▶ [What this task involves]:
Extract the line that contains "Convert this document image to plain text." and every line after it to the end of the records below, exactly as written and nothing else.

(Stored data)
++++++
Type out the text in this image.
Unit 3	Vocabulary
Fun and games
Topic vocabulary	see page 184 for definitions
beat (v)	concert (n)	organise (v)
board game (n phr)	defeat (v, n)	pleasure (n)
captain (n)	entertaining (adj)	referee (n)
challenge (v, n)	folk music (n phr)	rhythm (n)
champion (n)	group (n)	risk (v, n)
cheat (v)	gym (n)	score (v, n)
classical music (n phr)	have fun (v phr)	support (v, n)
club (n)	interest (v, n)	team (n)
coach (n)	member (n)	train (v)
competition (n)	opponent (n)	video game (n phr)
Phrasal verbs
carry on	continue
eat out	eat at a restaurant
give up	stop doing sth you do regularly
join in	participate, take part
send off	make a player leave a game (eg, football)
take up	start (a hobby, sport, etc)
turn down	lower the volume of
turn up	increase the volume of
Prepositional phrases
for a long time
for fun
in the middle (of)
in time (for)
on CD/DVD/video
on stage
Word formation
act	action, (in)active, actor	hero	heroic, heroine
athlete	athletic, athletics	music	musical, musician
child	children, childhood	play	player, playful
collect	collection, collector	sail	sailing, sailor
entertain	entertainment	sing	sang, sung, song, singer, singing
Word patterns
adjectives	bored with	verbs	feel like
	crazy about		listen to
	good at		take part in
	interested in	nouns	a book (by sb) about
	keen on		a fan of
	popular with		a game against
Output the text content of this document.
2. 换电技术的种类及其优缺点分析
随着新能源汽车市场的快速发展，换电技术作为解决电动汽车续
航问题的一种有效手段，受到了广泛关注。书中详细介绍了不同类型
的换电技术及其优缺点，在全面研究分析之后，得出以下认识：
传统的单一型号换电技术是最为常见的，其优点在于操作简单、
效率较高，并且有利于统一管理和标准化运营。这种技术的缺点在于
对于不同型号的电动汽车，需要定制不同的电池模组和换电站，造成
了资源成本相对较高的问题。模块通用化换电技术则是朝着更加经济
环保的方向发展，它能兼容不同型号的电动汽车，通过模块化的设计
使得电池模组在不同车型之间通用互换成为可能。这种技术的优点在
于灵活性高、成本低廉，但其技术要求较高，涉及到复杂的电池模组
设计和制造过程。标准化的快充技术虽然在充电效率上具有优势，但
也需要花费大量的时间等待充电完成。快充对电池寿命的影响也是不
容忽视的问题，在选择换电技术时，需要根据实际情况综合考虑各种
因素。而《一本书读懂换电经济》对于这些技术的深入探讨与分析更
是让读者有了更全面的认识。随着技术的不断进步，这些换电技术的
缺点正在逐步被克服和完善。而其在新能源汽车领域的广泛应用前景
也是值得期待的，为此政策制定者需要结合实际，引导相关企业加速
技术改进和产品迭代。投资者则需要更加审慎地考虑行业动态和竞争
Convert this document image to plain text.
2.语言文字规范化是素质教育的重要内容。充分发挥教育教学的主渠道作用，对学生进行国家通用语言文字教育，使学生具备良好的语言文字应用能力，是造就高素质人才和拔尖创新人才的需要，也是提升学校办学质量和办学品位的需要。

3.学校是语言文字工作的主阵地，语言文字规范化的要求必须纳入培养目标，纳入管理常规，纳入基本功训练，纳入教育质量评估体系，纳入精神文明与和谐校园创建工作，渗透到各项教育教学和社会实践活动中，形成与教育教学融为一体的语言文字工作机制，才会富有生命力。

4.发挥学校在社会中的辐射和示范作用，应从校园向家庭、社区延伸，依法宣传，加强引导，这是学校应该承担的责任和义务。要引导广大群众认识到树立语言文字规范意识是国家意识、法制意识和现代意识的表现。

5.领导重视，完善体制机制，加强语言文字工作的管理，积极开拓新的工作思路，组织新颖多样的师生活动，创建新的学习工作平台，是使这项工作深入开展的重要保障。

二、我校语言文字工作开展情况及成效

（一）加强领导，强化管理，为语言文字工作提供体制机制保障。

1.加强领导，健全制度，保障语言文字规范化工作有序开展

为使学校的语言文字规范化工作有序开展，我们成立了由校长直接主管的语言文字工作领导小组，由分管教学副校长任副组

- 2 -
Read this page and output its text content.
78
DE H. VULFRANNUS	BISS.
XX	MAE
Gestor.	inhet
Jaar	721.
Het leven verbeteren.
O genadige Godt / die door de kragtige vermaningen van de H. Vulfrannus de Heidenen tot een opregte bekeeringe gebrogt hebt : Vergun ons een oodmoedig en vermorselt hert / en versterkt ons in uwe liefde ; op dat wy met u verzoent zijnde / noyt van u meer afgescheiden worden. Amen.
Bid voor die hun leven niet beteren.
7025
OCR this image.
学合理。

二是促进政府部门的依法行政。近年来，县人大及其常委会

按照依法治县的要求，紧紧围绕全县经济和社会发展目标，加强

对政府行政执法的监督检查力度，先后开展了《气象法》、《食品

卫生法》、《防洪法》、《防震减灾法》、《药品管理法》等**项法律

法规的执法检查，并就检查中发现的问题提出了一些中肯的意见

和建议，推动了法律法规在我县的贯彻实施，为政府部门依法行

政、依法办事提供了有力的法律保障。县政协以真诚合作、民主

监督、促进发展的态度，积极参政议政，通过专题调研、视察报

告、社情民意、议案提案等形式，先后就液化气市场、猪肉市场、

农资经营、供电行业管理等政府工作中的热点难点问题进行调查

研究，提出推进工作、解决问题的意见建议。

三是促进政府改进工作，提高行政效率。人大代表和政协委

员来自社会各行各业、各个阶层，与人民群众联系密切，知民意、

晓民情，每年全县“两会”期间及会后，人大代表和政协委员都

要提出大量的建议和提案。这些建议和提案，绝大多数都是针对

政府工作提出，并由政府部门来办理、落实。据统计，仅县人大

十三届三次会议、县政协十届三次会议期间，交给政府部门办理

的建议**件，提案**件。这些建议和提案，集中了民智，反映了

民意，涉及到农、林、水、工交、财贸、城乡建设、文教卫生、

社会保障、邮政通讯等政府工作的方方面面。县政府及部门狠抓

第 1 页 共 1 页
++++++
▶ [Reply]:
Convert this document image to plain text.
2.语言文字规范化是素质教育的重要内容。充分发挥教育教学的主渠道作用，对学生进行国家通用语言文字教育，使学生具备良好的语言文字应用能力，是造就高素质人才和拔尖创新人才的需要，也是提升学校办学质量和办学品位的需要。

3.学校是语言文字工作的主阵地，语言文字规范化的要求必须纳入培养目标，纳入管理常规，纳入基本功训练，纳入教育质量评估体系，纳入精神文明与和谐校园创建工作，渗透到各项教育教学和社会实践活动中，形成与教育教学融为一体的语言文字工作机制，才会富有生命力。

4.发挥学校在社会中的辐射和示范作用，应从校园向家庭、社区延伸，依法宣传，加强引导，这是学校应该承担的责任和义务。要引导广大群众认识到树立语言文字规范意识是国家意识、法制意识和现代意识的表现。

5.领导重视，完善体制机制，加强语言文字工作的管理，积极开拓新的工作思路，组织新颖多样的师生活动，创建新的学习工作平台，是使这项工作深入开展的重要保障。

二、我校语言文字工作开展情况及成效

（一）加强领导，强化管理，为语言文字工作提供体制机制保障。

1.加强领导，健全制度，保障语言文字规范化工作有序开展

为使学校的语言文字规范化工作有序开展，我们成立了由校长直接主管的语言文字工作领导小组，由分管教学副校长任副组

- 2 -
Read this page and output its text content.
78
DE H. VULFRANNUS	BISS.
XX	MAE
Gestor.	inhet
Jaar	721.
Het leven verbeteren.
O genadige Godt / die door de kragtige vermaningen van de H. Vulfrannus de Heidenen tot een opregte bekeeringe gebrogt hebt : Vergun ons een oodmoedig en vermorselt hert / en versterkt ons in uwe liefde ; op dat wy met u verzoent zijnde / noyt van u meer afgescheiden worden. Amen.
Bid voor die hun leven niet beteren.
7025
OCR this image.
学合理。

二是促进政府部门的依法行政。近年来，县人大及其常委会

按照依法治县的要求，紧紧围绕全县经济和社会发展目标，加强

对政府行政执法的监督检查力度，先后开展了《气象法》、《食品

卫生法》、《防洪法》、《防震减灾法》、《药品管理法》等**项法律

法规的执法检查，并就检查中发现的问题提出了一些中肯的意见

和建议，推动了法律法规在我县的贯彻实施，为政府部门依法行

政、依法办事提供了有力的法律保障。县政协以真诚合作、民主

监督、促进发展的态度，积极参政议政，通过专题调研、视察报

告、社情民意、议案提案等形式，先后就液化气市场、猪肉市场、

农资经营、供电行业管理等政府工作中的热点难点问题进行调查

研究，提出推进工作、解决问题的意见建议。

三是促进政府改进工作，提高行政效率。人大代表和政协委

员来自社会各行各业、各个阶层，与人民群众联系密切，知民意、

晓民情，每年全县“两会”期间及会后，人大代表和政协委员都

要提出大量的建议和提案。这些建议和提案，绝大多数都是针对

政府工作提出，并由政府部门来办理、落实。据统计，仅县人大

十三届三次会议、县政协十届三次会议期间，交给政府部门办理

的建议**件，提案**件。这些建议和提案，集中了民智，反映了

民意，涉及到农、林、水、工交、财贸、城乡建设、文教卫生、

社会保障、邮政通讯等政府工作的方方面面。县政府及部门狠抓

第 1 页 共 1 页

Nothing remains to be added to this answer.